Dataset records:
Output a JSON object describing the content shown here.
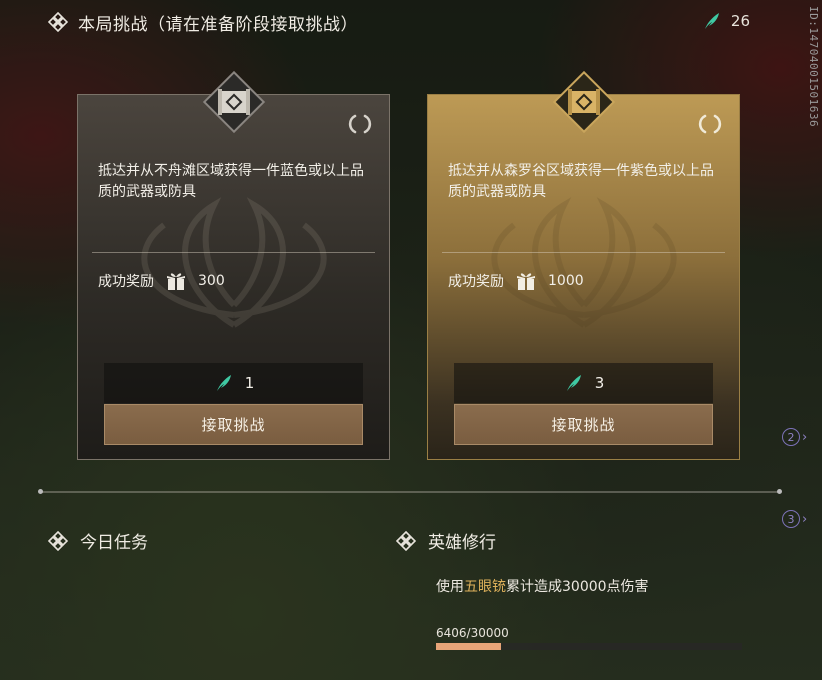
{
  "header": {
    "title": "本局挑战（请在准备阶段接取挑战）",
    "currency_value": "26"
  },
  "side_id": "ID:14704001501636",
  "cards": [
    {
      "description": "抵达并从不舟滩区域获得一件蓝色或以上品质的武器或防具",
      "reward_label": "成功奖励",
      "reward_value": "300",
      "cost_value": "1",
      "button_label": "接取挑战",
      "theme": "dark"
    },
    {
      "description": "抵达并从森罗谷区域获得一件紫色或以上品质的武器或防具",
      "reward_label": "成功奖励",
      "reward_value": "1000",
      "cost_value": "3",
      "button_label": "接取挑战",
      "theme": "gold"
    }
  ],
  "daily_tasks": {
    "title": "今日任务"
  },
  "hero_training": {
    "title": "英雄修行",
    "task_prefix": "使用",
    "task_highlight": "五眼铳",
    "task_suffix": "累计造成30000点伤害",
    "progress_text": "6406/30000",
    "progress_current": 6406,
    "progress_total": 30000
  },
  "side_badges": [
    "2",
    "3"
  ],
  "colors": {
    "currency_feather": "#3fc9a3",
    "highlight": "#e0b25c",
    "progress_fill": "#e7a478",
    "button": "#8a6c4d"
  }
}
==
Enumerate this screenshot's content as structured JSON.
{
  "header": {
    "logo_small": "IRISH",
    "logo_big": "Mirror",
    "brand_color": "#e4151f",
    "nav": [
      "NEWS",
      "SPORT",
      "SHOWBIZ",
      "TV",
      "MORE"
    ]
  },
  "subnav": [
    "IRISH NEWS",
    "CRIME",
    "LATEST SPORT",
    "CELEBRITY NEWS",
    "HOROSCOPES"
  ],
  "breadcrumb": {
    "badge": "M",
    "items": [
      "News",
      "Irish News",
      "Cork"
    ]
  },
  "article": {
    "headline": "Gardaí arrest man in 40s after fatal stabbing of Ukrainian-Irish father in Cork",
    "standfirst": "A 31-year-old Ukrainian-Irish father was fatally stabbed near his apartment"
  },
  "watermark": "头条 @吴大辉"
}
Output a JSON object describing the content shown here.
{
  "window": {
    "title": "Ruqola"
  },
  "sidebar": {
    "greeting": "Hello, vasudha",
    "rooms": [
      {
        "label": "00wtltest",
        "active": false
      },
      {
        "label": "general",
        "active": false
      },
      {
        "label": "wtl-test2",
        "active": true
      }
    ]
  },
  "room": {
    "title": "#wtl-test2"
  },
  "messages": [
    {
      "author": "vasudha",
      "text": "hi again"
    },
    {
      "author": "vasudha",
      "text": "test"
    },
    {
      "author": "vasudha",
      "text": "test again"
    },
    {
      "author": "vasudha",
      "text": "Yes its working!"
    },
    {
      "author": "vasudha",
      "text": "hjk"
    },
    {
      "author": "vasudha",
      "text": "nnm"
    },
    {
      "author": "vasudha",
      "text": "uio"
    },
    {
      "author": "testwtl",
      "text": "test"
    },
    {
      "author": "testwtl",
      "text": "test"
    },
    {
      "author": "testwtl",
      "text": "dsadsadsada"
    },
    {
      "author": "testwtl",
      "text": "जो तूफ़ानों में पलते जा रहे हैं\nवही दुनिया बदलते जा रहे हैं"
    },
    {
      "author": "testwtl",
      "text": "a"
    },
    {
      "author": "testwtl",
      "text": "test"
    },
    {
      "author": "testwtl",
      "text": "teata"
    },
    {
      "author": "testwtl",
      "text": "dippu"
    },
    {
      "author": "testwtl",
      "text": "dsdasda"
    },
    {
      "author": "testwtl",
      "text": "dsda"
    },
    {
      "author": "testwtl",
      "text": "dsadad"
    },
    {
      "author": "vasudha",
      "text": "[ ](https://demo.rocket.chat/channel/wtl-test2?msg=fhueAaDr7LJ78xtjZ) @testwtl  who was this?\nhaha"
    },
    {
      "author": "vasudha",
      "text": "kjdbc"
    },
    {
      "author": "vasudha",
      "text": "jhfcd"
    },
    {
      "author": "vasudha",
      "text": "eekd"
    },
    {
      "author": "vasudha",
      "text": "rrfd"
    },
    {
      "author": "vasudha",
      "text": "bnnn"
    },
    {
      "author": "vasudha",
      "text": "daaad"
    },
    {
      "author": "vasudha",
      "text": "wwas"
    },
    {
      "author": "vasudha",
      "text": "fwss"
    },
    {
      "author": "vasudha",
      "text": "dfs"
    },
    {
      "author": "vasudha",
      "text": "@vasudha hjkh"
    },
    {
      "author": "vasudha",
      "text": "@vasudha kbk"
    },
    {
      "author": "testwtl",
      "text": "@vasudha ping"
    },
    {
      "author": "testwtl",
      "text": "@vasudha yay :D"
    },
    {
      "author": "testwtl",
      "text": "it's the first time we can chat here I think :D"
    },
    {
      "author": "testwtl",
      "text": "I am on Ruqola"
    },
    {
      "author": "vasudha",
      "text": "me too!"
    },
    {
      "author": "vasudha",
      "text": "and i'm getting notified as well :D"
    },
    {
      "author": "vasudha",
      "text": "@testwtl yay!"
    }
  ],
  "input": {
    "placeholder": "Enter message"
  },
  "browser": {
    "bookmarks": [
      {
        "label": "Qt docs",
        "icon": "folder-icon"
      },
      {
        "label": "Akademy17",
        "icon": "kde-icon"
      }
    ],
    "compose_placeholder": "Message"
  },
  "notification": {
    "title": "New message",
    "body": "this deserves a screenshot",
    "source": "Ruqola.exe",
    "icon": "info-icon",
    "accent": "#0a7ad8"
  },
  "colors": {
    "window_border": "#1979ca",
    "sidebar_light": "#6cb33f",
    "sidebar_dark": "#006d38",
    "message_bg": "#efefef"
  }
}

What needs to be done
Sift through the entries and copy every line with "Ukrainian".

Complete output
    "headline": "Gardaí arrest man in 40s after fatal stabbing of Ukrainian-Irish father in Cork",
    "standfirst": "A 31-year-old Ukrainian-Irish father was fatally stabbed near his apartment"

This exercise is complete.